• **YOUR TASK**
Would you repeat the listing exactly but omit every picture?

### DATA SECTION

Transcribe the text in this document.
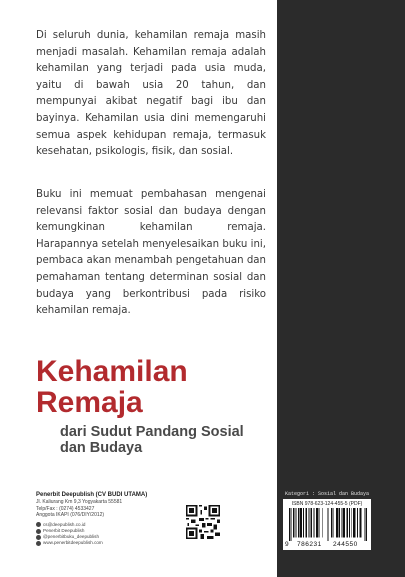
Di seluruh dunia, kehamilan remaja masih menjadi masalah. Kehamilan remaja adalah kehamilan yang terjadi pada usia muda, yaitu di bawah usia 20 tahun, dan mempunyai akibat negatif bagi ibu dan bayinya. Kehamilan usia dini memengaruhi semua aspek kehidupan remaja, termasuk kesehatan, psikologis, fisik, dan sosial.

Buku ini memuat pembahasan mengenai relevansi faktor sosial dan budaya dengan kemungkinan kehamilan remaja. Harapannya setelah menyelesaikan buku ini, pembaca akan menambah pengetahuan dan pemahaman tentang determinan sosial dan budaya yang berkontribusi pada risiko kehamilan remaja.

Kehamilan
Remaja
dari Sudut Pandang Sosial
dan Budaya
Penerbit Deepublish (CV BUDI UTAMA)
Jl. Kaliurang Km 9,3 Yogyakarta 55581
Telp/Fax : (0274) 4533427
Anggota IKAPI (076/DIY/2012)
cs@deepublish.co.id
Penerbit Deepublish
@penerbitbuku_deepublish
www.penerbitdeepublish.com
Kategori : Sosial dan Budaya
ISBN 978-623-124-455-5 (PDF)
9 786231 244550
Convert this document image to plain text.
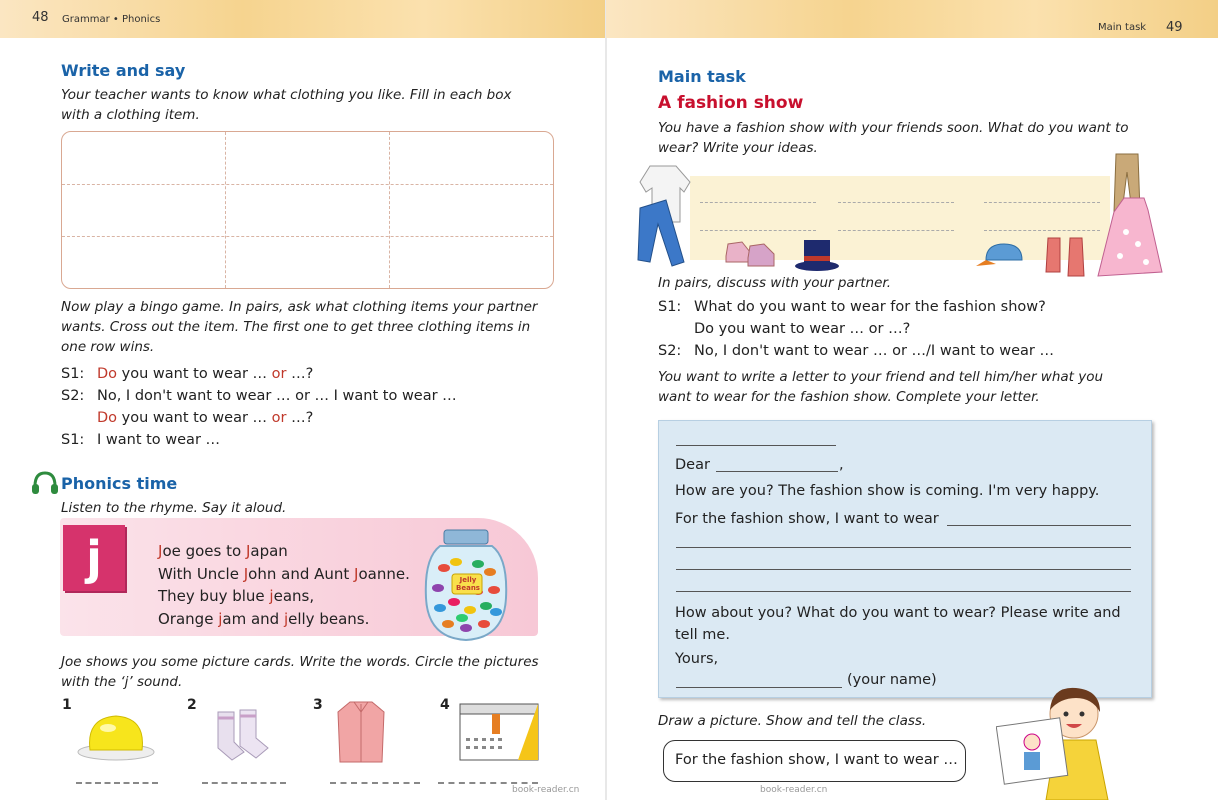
48 Grammar • Phonics
Write and say
Your teacher wants to know what clothing you like. Fill in each box with a clothing item.
Now play a bingo game. In pairs, ask what clothing items your partner wants. Cross out the item. The first one to get three clothing items in one row wins.
S1: Do you want to wear … or …?
S2: No, I don't want to wear … or … I want to wear …
Do you want to wear … or …?
S1: I want to wear …
Phonics time
Listen to the rhyme. Say it aloud.
j	Joe goes to Japan
With Uncle John and Aunt Joanne.
They buy blue jeans,
Orange jam and jelly beans.
Jelly Beans
Joe shows you some picture cards. Write the words. Circle the pictures with the ‘j’ sound.
1	2	3	4
book-reader.cn
Main task 49
Main task
A fashion show
You have a fashion show with your friends soon. What do you want to wear? Write your ideas.
In pairs, discuss with your partner.
S1: What do you want to wear for the fashion show?
Do you want to wear … or …?
S2: No, I don't want to wear … or …/I want to wear …
You want to write a letter to your friend and tell him/her what you want to wear for the fashion show. Complete your letter.
Dear	,
How are you? The fashion show is coming. I'm very happy.
For the fashion show, I want to wear
How about you? What do you want to wear? Please write and tell me.
Yours,
(your name)
Draw a picture. Show and tell the class.
For the fashion show, I want to wear …
book-reader.cn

######

• **RESPONSE**
Transcribe the text in this document.
Di seluruh dunia, kehamilan remaja masih menjadi masalah. Kehamilan remaja adalah kehamilan yang terjadi pada usia muda, yaitu di bawah usia 20 tahun, dan mempunyai akibat negatif bagi ibu dan bayinya. Kehamilan usia dini memengaruhi semua aspek kehidupan remaja, termasuk kesehatan, psikologis, fisik, dan sosial.

Buku ini memuat pembahasan mengenai relevansi faktor sosial dan budaya dengan kemungkinan kehamilan remaja. Harapannya setelah menyelesaikan buku ini, pembaca akan menambah pengetahuan dan pemahaman tentang determinan sosial dan budaya yang berkontribusi pada risiko kehamilan remaja.

Kehamilan
Remaja
dari Sudut Pandang Sosial
dan Budaya
Penerbit Deepublish (CV BUDI UTAMA)
Jl. Kaliurang Km 9,3 Yogyakarta 55581
Telp/Fax : (0274) 4533427
Anggota IKAPI (076/DIY/2012)
cs@deepublish.co.id
Penerbit Deepublish
@penerbitbuku_deepublish
www.penerbitdeepublish.com
Kategori : Sosial dan Budaya
ISBN 978-623-124-455-5 (PDF)
9 786231 244550
Convert this document image to plain text.
48 Grammar • Phonics
Write and say
Your teacher wants to know what clothing you like. Fill in each box with a clothing item.
Now play a bingo game. In pairs, ask what clothing items your partner wants. Cross out the item. The first one to get three clothing items in one row wins.
S1: Do you want to wear … or …?
S2: No, I don't want to wear … or … I want to wear …
Do you want to wear … or …?
S1: I want to wear …
Phonics time
Listen to the rhyme. Say it aloud.
j	Joe goes to Japan
With Uncle John and Aunt Joanne.
They buy blue jeans,
Orange jam and jelly beans.
Jelly Beans
Joe shows you some picture cards. Write the words. Circle the pictures with the ‘j’ sound.
1	2	3	4
book-reader.cn
Main task 49
Main task
A fashion show
You have a fashion show with your friends soon. What do you want to wear? Write your ideas.
In pairs, discuss with your partner.
S1: What do you want to wear for the fashion show?
Do you want to wear … or …?
S2: No, I don't want to wear … or …/I want to wear …
You want to write a letter to your friend and tell him/her what you want to wear for the fashion show. Complete your letter.
Dear	,
How are you? The fashion show is coming. I'm very happy.
For the fashion show, I want to wear
How about you? What do you want to wear? Please write and tell me.
Yours,
(your name)
Draw a picture. Show and tell the class.
For the fashion show, I want to wear …
book-reader.cn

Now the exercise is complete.